- _Problem details_
Give everything from the start of the data down to and including the line containing "- notification-bell-icon[interactable]: [1790, 79, 1827, 116]" as a JSON list of strings, one string per line, with blank lines omitted.

□ □ □

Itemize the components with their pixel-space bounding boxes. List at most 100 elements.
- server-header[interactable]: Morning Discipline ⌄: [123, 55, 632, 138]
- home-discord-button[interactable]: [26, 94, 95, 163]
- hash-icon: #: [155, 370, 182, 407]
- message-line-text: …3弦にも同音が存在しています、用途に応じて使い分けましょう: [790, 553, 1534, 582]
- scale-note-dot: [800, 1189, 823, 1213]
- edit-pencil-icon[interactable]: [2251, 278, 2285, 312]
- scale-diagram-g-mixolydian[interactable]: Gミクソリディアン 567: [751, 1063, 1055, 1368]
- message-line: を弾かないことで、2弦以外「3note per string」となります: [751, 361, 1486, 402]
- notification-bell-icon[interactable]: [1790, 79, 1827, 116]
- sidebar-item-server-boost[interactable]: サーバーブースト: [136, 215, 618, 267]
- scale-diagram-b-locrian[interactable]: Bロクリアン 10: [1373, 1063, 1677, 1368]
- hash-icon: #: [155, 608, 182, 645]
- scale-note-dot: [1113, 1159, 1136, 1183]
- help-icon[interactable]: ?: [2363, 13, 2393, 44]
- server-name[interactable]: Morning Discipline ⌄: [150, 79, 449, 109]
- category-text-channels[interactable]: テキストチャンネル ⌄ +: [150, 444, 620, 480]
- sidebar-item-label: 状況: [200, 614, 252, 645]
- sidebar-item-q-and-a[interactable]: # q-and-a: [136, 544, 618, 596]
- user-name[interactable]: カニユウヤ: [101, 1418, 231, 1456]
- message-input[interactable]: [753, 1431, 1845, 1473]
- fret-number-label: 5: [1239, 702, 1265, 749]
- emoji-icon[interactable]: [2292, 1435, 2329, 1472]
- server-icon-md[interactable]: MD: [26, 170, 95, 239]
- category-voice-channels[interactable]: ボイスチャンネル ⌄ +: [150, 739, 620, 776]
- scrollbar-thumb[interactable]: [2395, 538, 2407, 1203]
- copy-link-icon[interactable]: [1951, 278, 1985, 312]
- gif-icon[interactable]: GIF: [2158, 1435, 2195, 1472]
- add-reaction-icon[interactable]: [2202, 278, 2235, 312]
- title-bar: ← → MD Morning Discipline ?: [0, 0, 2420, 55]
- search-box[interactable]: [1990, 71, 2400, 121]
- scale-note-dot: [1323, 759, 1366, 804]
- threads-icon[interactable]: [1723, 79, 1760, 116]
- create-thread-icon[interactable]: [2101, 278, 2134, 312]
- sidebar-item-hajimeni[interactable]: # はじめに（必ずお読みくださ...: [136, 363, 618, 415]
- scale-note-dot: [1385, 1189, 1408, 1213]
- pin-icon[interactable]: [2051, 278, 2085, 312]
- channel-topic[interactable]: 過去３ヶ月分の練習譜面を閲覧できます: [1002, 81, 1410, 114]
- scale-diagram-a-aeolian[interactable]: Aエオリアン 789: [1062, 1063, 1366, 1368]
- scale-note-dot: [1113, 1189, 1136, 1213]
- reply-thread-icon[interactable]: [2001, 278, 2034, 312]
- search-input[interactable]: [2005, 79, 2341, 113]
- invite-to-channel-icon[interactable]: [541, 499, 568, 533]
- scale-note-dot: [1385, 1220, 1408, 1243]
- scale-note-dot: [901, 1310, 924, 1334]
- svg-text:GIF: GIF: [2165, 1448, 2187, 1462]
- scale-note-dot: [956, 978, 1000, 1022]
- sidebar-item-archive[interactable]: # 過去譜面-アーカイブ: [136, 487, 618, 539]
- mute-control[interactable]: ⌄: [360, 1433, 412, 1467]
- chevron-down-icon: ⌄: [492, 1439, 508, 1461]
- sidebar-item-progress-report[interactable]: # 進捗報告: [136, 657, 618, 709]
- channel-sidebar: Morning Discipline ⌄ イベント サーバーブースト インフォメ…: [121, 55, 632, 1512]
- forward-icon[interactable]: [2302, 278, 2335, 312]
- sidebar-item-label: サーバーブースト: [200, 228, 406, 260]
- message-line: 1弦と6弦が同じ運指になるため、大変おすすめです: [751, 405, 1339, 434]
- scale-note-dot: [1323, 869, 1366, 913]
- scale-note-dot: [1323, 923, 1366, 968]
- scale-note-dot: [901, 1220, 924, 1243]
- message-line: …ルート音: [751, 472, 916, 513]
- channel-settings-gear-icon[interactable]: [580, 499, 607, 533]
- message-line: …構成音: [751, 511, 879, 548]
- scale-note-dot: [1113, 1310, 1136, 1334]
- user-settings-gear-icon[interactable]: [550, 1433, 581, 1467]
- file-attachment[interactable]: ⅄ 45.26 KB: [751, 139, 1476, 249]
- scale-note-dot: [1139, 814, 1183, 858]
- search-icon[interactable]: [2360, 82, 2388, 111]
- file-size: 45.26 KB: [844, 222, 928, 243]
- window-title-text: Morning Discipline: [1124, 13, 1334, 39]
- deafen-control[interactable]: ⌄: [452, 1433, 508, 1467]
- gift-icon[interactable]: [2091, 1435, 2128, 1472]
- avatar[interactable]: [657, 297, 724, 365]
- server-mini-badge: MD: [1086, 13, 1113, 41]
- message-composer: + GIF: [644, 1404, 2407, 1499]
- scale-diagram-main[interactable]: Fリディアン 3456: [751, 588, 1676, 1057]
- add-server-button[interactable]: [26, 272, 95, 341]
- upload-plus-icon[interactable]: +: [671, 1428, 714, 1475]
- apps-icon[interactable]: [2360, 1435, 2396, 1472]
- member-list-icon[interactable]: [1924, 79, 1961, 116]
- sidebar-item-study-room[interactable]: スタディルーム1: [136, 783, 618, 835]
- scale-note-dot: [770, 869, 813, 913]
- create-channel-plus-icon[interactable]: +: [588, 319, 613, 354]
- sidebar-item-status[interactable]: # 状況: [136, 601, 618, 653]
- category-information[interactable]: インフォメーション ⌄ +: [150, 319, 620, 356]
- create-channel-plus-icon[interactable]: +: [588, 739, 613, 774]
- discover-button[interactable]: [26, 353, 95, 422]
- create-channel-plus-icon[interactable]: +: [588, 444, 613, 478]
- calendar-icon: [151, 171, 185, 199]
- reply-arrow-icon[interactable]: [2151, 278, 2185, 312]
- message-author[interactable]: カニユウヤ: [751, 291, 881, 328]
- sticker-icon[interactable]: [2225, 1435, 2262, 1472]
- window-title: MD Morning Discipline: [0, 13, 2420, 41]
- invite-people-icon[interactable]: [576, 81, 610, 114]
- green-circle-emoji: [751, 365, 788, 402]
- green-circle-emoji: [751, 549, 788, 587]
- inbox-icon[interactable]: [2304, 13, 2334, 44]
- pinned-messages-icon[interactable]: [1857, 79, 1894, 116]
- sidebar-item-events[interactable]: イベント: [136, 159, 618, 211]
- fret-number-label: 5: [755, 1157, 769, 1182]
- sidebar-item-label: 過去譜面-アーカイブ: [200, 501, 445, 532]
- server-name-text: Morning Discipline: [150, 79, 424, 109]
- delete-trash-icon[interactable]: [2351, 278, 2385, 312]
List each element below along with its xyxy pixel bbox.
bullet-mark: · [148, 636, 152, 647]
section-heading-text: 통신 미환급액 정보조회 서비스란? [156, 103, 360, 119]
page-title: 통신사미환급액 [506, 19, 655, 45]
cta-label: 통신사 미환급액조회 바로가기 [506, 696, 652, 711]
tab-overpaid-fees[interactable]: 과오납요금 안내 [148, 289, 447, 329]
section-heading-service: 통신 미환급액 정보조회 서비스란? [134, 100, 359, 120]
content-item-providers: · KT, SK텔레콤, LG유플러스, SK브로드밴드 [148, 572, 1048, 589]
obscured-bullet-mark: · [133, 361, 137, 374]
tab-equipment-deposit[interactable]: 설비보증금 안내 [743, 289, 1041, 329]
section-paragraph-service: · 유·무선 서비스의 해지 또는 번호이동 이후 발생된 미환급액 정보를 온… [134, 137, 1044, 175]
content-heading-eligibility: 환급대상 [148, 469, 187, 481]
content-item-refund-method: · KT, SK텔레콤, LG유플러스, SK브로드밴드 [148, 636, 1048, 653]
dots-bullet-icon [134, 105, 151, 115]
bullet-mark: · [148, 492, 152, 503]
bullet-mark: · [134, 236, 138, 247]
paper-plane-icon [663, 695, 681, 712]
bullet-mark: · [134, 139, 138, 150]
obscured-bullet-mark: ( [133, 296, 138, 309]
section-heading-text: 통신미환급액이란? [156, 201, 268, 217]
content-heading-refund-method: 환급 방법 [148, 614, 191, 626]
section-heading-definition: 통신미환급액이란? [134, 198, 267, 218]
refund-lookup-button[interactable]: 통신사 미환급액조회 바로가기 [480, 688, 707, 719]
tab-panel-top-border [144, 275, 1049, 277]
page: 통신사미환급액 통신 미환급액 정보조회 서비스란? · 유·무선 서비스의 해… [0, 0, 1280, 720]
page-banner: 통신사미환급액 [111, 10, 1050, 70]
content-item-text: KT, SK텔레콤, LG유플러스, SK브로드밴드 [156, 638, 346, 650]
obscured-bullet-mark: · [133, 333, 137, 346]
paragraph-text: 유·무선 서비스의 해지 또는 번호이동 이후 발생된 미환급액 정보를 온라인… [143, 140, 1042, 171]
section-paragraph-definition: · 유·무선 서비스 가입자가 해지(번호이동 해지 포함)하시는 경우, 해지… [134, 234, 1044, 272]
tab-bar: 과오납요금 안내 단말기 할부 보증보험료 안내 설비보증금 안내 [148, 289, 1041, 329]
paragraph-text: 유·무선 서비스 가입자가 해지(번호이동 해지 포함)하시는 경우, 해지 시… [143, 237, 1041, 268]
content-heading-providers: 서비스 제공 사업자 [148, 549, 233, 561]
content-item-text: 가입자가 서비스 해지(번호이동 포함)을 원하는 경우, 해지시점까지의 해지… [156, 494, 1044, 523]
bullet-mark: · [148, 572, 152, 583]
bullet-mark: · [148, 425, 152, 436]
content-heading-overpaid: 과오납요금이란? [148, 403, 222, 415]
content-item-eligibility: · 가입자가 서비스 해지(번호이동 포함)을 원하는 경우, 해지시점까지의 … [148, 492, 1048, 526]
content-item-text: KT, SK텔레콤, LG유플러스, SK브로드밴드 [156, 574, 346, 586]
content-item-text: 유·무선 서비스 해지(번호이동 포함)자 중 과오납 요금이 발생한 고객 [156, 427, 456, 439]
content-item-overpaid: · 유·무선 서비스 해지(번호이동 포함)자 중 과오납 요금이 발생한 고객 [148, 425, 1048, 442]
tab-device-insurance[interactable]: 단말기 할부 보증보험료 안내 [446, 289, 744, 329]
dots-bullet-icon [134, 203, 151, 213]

□ □ □

- _Written reply_
[
  "Itemize the components with their pixel-space bounding boxes. List at most 100 elements.",
  "- server-header[interactable]: Morning Discipline ⌄: [123, 55, 632, 138]",
  "- home-discord-button[interactable]: [26, 94, 95, 163]",
  "- hash-icon: #: [155, 370, 182, 407]",
  "- message-line-text: …3弦にも同音が存在しています、用途に応じて使い分けましょう: [790, 553, 1534, 582]",
  "- scale-note-dot: [800, 1189, 823, 1213]",
  "- edit-pencil-icon[interactable]: [2251, 278, 2285, 312]",
  "- scale-diagram-g-mixolydian[interactable]: Gミクソリディアン 567: [751, 1063, 1055, 1368]",
  "- message-line: を弾かないことで、2弦以外「3note per string」となります: [751, 361, 1486, 402]",
  "- notification-bell-icon[interactable]: [1790, 79, 1827, 116]"
]